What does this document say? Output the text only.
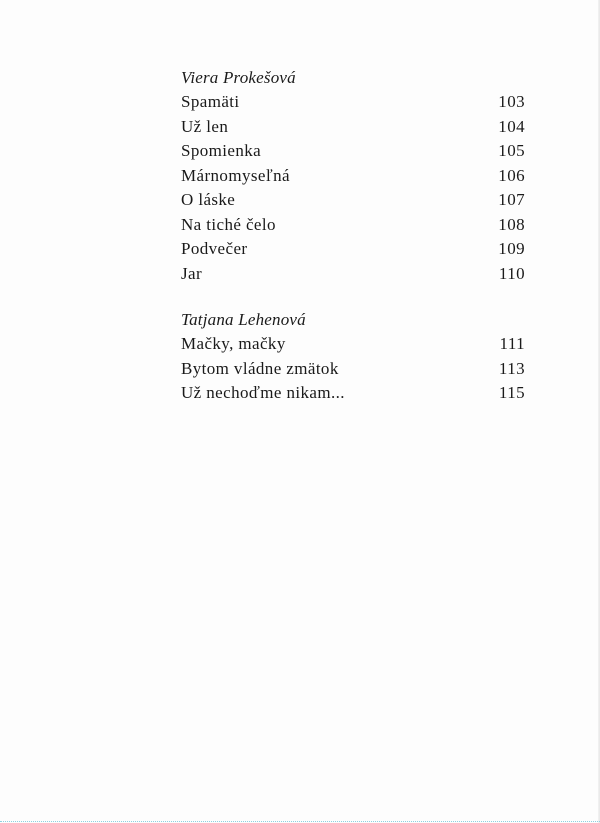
Viera Prokešová
Spamäti	103
Už len	104
Spomienka	105
Márnomyseľná	106
O láske	107
Na tiché čelo	108
Podvečer	109
Jar	110
Tatjana Lehenová
Mačky, mačky	111
Bytom vládne zmätok	113
Už nechoďme nikam...	115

________________________________________

REQUIREMENT: Print each line of the material above exactly, with the pictures removed from your copy.

ANSWER TO THIS TASK:
What does this document say? Output the text only.
Viera Prokešová
Spamäti	103
Už len	104
Spomienka	105
Márnomyseľná	106
O láske	107
Na tiché čelo	108
Podvečer	109
Jar	110
Tatjana Lehenová
Mačky, mačky	111
Bytom vládne zmätok	113
Už nechoďme nikam...	115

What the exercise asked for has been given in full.